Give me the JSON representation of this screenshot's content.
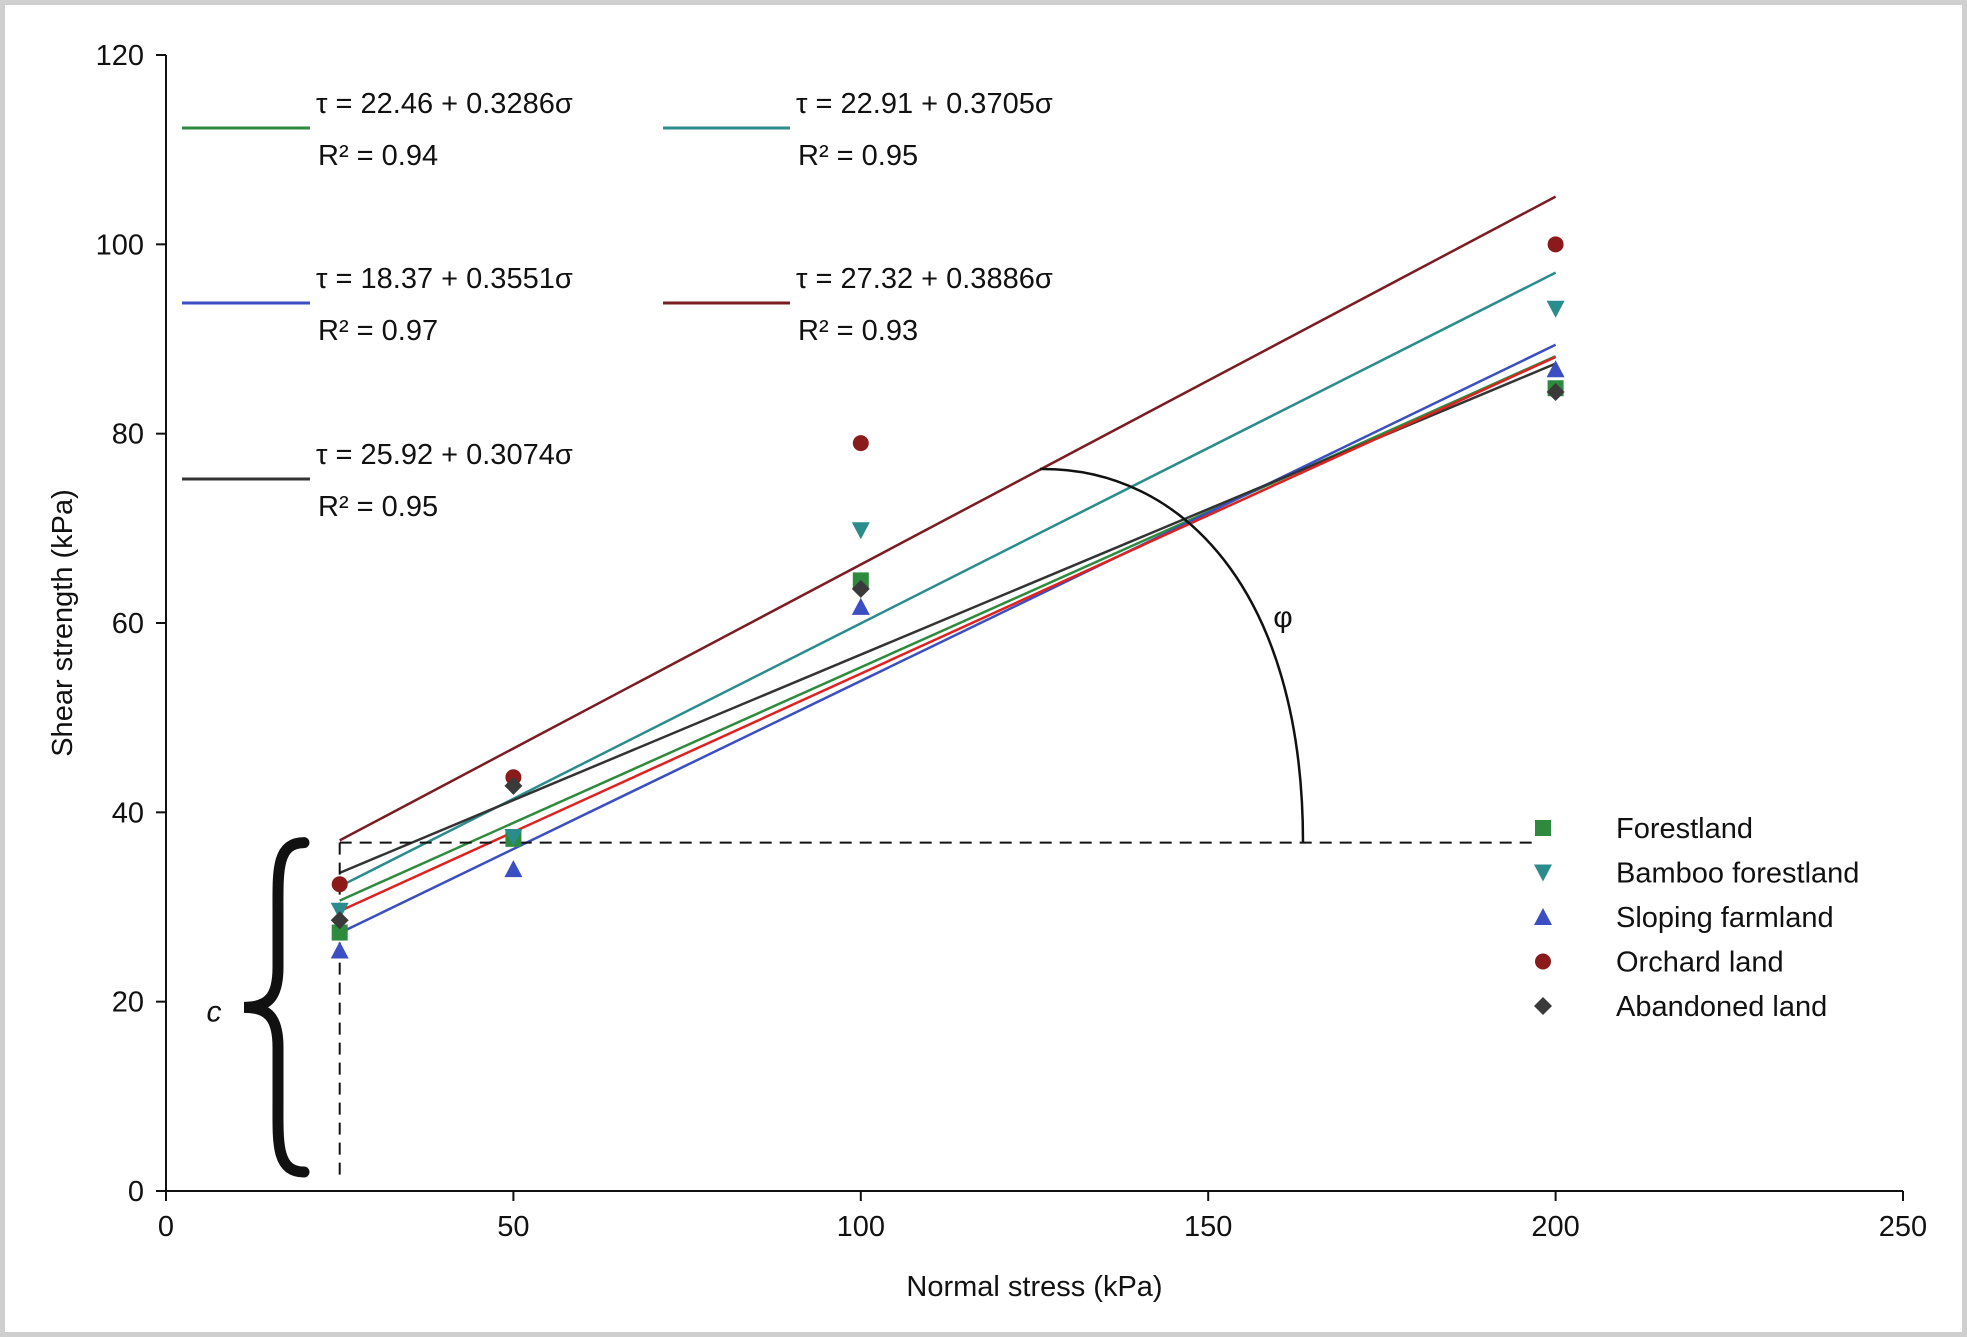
{
  "chart_data": {
    "type": "scatter",
    "xlabel": "Normal stress (kPa)",
    "ylabel": "Shear strength (kPa)",
    "xlim": [
      0,
      250
    ],
    "ylim": [
      0,
      120
    ],
    "xticks": [
      "0",
      "50",
      "100",
      "150",
      "200",
      "250"
    ],
    "yticks": [
      "0",
      "20",
      "40",
      "60",
      "80",
      "100",
      "120"
    ],
    "grid": false,
    "legend_position": "right",
    "series": [
      {
        "name": "Forestland",
        "marker": "square",
        "color": "#2e8b3e",
        "x": [
          25,
          50,
          100,
          200
        ],
        "y": [
          27.3,
          37.2,
          64.5,
          84.8
        ],
        "fit": {
          "equation": "τ = 22.46 + 0.3286σ",
          "r2": "R² = 0.94",
          "intercept": 22.46,
          "slope": 0.3286,
          "color": "#2e8b3e"
        }
      },
      {
        "name": "Bamboo forestland",
        "marker": "triangle-down",
        "color": "#2a8c8c",
        "x": [
          25,
          50,
          100,
          200
        ],
        "y": [
          29.6,
          37.4,
          69.8,
          93.2
        ],
        "fit": {
          "equation": "τ = 22.91 + 0.3705σ",
          "r2": "R² = 0.95",
          "intercept": 22.91,
          "slope": 0.3705,
          "color": "#2a8c8c"
        }
      },
      {
        "name": "Sloping farmland",
        "marker": "triangle-up",
        "color": "#3b4ec2",
        "x": [
          25,
          50,
          100,
          200
        ],
        "y": [
          25.4,
          34.0,
          61.7,
          86.8
        ],
        "fit": {
          "equation": "τ = 18.37 + 0.3551σ",
          "r2": "R² = 0.97",
          "intercept": 18.37,
          "slope": 0.3551,
          "color": "#3b4ec2"
        }
      },
      {
        "name": "Orchard land",
        "marker": "circle",
        "color": "#8b1a1a",
        "x": [
          25,
          50,
          100,
          200
        ],
        "y": [
          32.4,
          43.7,
          79.0,
          100.0
        ],
        "fit": {
          "equation": "τ = 27.32 + 0.3886σ",
          "r2": "R² = 0.93",
          "intercept": 27.32,
          "slope": 0.3886,
          "color": "#7a1c22"
        }
      },
      {
        "name": "Abandoned land",
        "marker": "diamond",
        "color": "#3a3a3a",
        "x": [
          25,
          50,
          100,
          200
        ],
        "y": [
          28.6,
          42.8,
          63.6,
          84.4
        ],
        "fit": {
          "equation": "τ = 25.92 + 0.3074σ",
          "r2": "R² = 0.95",
          "intercept": 25.92,
          "slope": 0.3074,
          "color": "#333333"
        }
      }
    ],
    "extra_line": {
      "color": "#dd2222",
      "intercept": 21.2,
      "slope": 0.3345
    },
    "annotations": {
      "cohesion_label": "c",
      "angle_label": "φ",
      "reference_y": 36.8,
      "reference_x": 25
    }
  }
}
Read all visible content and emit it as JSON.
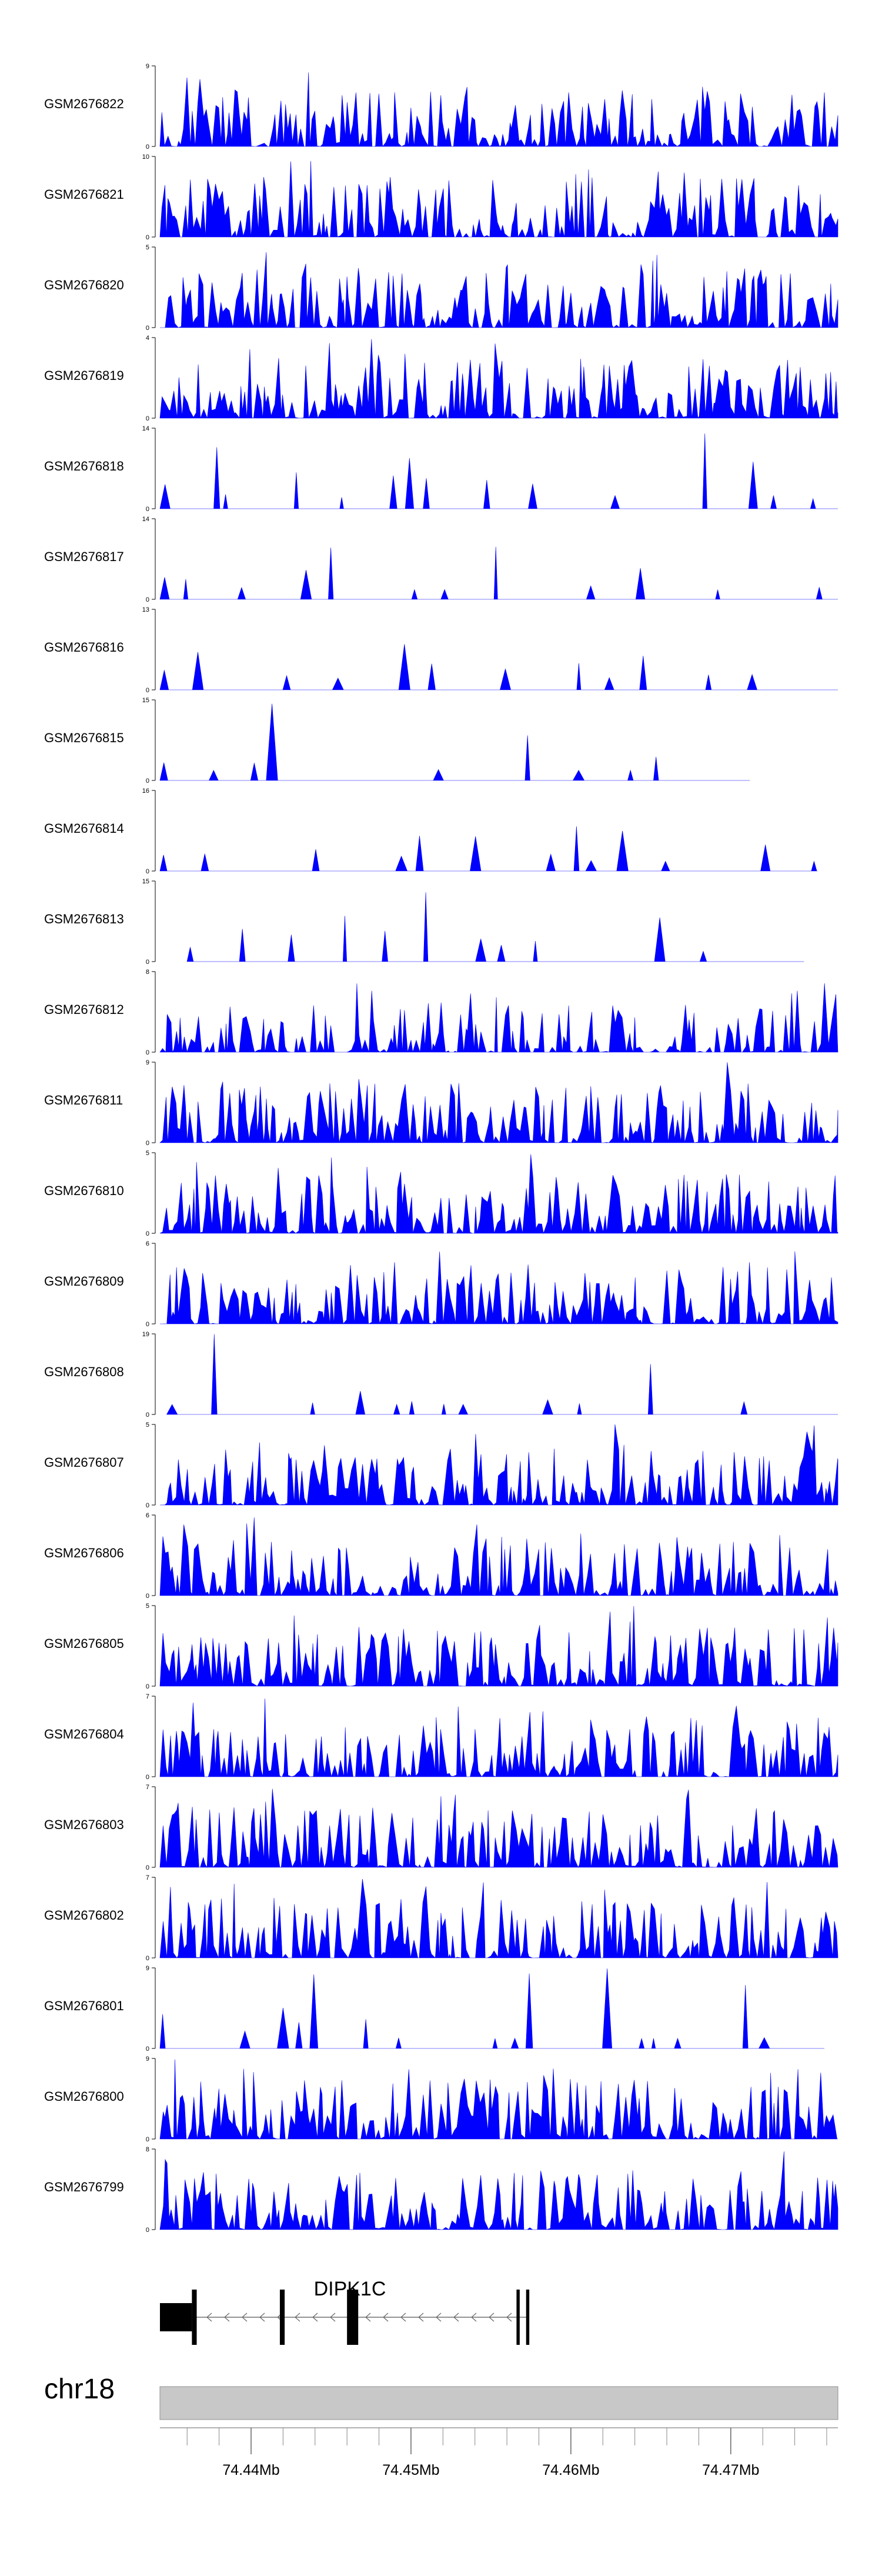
{
  "chart_data": {
    "type": "area",
    "color": "#0000ff",
    "x_range": [
      74.4343,
      74.4767
    ],
    "tracks": [
      {
        "label": "GSM2676822",
        "ymax": 9,
        "ymin": 0,
        "density": 0.85,
        "seed": 1
      },
      {
        "label": "GSM2676821",
        "ymax": 10,
        "ymin": 0,
        "density": 0.8,
        "seed": 2
      },
      {
        "label": "GSM2676820",
        "ymax": 5,
        "ymin": 0,
        "density": 0.9,
        "seed": 3
      },
      {
        "label": "GSM2676819",
        "ymax": 4,
        "ymin": 0,
        "density": 0.95,
        "seed": 4
      },
      {
        "label": "GSM2676818",
        "ymax": 14,
        "ymin": 0,
        "density": 0.45,
        "seed": 5
      },
      {
        "label": "GSM2676817",
        "ymax": 14,
        "ymin": 0,
        "density": 0.45,
        "seed": 6
      },
      {
        "label": "GSM2676816",
        "ymax": 13,
        "ymin": 0,
        "density": 0.35,
        "seed": 7
      },
      {
        "label": "GSM2676815",
        "ymax": 15,
        "ymin": 0,
        "density": 0.25,
        "seed": 8,
        "end": 0.87
      },
      {
        "label": "GSM2676814",
        "ymax": 16,
        "ymin": 0,
        "density": 0.4,
        "seed": 9,
        "end": 0.97
      },
      {
        "label": "GSM2676813",
        "ymax": 15,
        "ymin": 0,
        "density": 0.35,
        "seed": 10,
        "start": 0.04,
        "end": 0.95
      },
      {
        "label": "GSM2676812",
        "ymax": 8,
        "ymin": 0,
        "density": 0.7,
        "seed": 11
      },
      {
        "label": "GSM2676811",
        "ymax": 9,
        "ymin": 0,
        "density": 0.9,
        "seed": 12
      },
      {
        "label": "GSM2676810",
        "ymax": 5,
        "ymin": 0,
        "density": 0.92,
        "seed": 13
      },
      {
        "label": "GSM2676809",
        "ymax": 6,
        "ymin": 0,
        "density": 0.92,
        "seed": 14
      },
      {
        "label": "GSM2676808",
        "ymax": 19,
        "ymin": 0,
        "density": 0.3,
        "seed": 15,
        "start": 0.01
      },
      {
        "label": "GSM2676807",
        "ymax": 5,
        "ymin": 0,
        "density": 0.95,
        "seed": 16
      },
      {
        "label": "GSM2676806",
        "ymax": 6,
        "ymin": 0,
        "density": 0.85,
        "seed": 17
      },
      {
        "label": "GSM2676805",
        "ymax": 5,
        "ymin": 0,
        "density": 0.95,
        "seed": 18
      },
      {
        "label": "GSM2676804",
        "ymax": 7,
        "ymin": 0,
        "density": 0.85,
        "seed": 19
      },
      {
        "label": "GSM2676803",
        "ymax": 7,
        "ymin": 0,
        "density": 0.88,
        "seed": 20
      },
      {
        "label": "GSM2676802",
        "ymax": 7,
        "ymin": 0,
        "density": 0.85,
        "seed": 21
      },
      {
        "label": "GSM2676801",
        "ymax": 9,
        "ymin": 0,
        "density": 0.5,
        "seed": 22,
        "end": 0.98
      },
      {
        "label": "GSM2676800",
        "ymax": 9,
        "ymin": 0,
        "density": 0.85,
        "seed": 23
      },
      {
        "label": "GSM2676799",
        "ymax": 8,
        "ymin": 0,
        "density": 0.9,
        "seed": 24
      }
    ],
    "gene": {
      "name": "DIPK1C",
      "strand": "-",
      "start": 74.4343,
      "end": 74.4573,
      "exons": [
        {
          "start": 74.4343,
          "end": 74.4363,
          "type": "utr"
        },
        {
          "start": 74.4363,
          "end": 74.4366,
          "type": "cds"
        },
        {
          "start": 74.4418,
          "end": 74.4421,
          "type": "cds"
        },
        {
          "start": 74.446,
          "end": 74.4467,
          "type": "cds"
        },
        {
          "start": 74.4566,
          "end": 74.4568,
          "type": "cds"
        },
        {
          "start": 74.4572,
          "end": 74.4574,
          "type": "cds"
        }
      ]
    },
    "chromosome": "chr18",
    "axis_ticks": [
      74.44,
      74.45,
      74.46,
      74.47
    ],
    "axis_tick_labels": [
      "74.44Mb",
      "74.45Mb",
      "74.46Mb",
      "74.47Mb"
    ],
    "minor_tick_step": 0.002
  }
}
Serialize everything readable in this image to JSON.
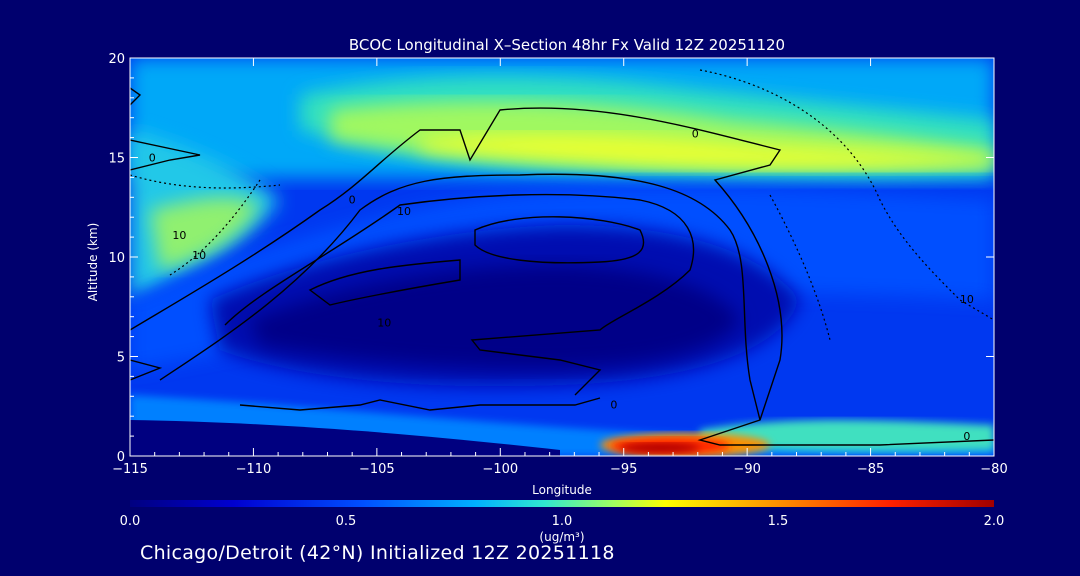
{
  "chart_data": {
    "type": "heatmap",
    "title": "BCOC Longitudinal X–Section 48hr  Fx Valid 12Z 20251120",
    "xlabel": "Longitude",
    "ylabel": "Altitude (km)",
    "xlim": [
      -115,
      -80
    ],
    "ylim": [
      0,
      20
    ],
    "x_ticks": [
      -115,
      -110,
      -105,
      -100,
      -95,
      -90,
      -85,
      -80
    ],
    "x_tick_labels": [
      "−115",
      "−110",
      "−105",
      "−100",
      "−95",
      "−90",
      "−85",
      "−80"
    ],
    "y_ticks": [
      0,
      5,
      10,
      15,
      20
    ],
    "y_tick_labels": [
      "0",
      "5",
      "10",
      "15",
      "20"
    ],
    "colorbar": {
      "label": "(ug/m³)",
      "range": [
        0.0,
        2.0
      ],
      "ticks": [
        0.0,
        0.5,
        1.0,
        1.5,
        2.0
      ],
      "tick_labels": [
        "0.0",
        "0.5",
        "1.0",
        "1.5",
        "2.0"
      ],
      "colors": [
        "#000080",
        "#0000cc",
        "#0040ff",
        "#00a0ff",
        "#20e0d0",
        "#a0ff60",
        "#ffff00",
        "#ff9000",
        "#ff2000",
        "#a00000"
      ]
    },
    "contour_labels": [
      {
        "lon": -114.1,
        "alt": 15.0,
        "text": "0"
      },
      {
        "lon": -106.0,
        "alt": 12.9,
        "text": "0"
      },
      {
        "lon": -92.1,
        "alt": 16.2,
        "text": "0"
      },
      {
        "lon": -95.4,
        "alt": 2.6,
        "text": "0"
      },
      {
        "lon": -81.1,
        "alt": 1.0,
        "text": "0"
      },
      {
        "lon": -113.0,
        "alt": 11.1,
        "text": "10"
      },
      {
        "lon": -112.2,
        "alt": 10.1,
        "text": "10"
      },
      {
        "lon": -103.9,
        "alt": 12.3,
        "text": "10"
      },
      {
        "lon": -104.7,
        "alt": 6.7,
        "text": "10"
      },
      {
        "lon": -81.1,
        "alt": 7.9,
        "text": "10"
      }
    ],
    "grid": false,
    "legend": "bottom"
  },
  "footer": {
    "caption": "Chicago/Detroit (42°N) Initialized 12Z 20251118"
  }
}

□ □ □ □ □

◆ BRIEF ◆
Report all lines of the material that contain the word "JSON".

◆ RESULT ◆
Give me the JSON representation of this screenshot's content.
Read all visible content and emit it as JSON.
Serialize everything readable in this image to JSON.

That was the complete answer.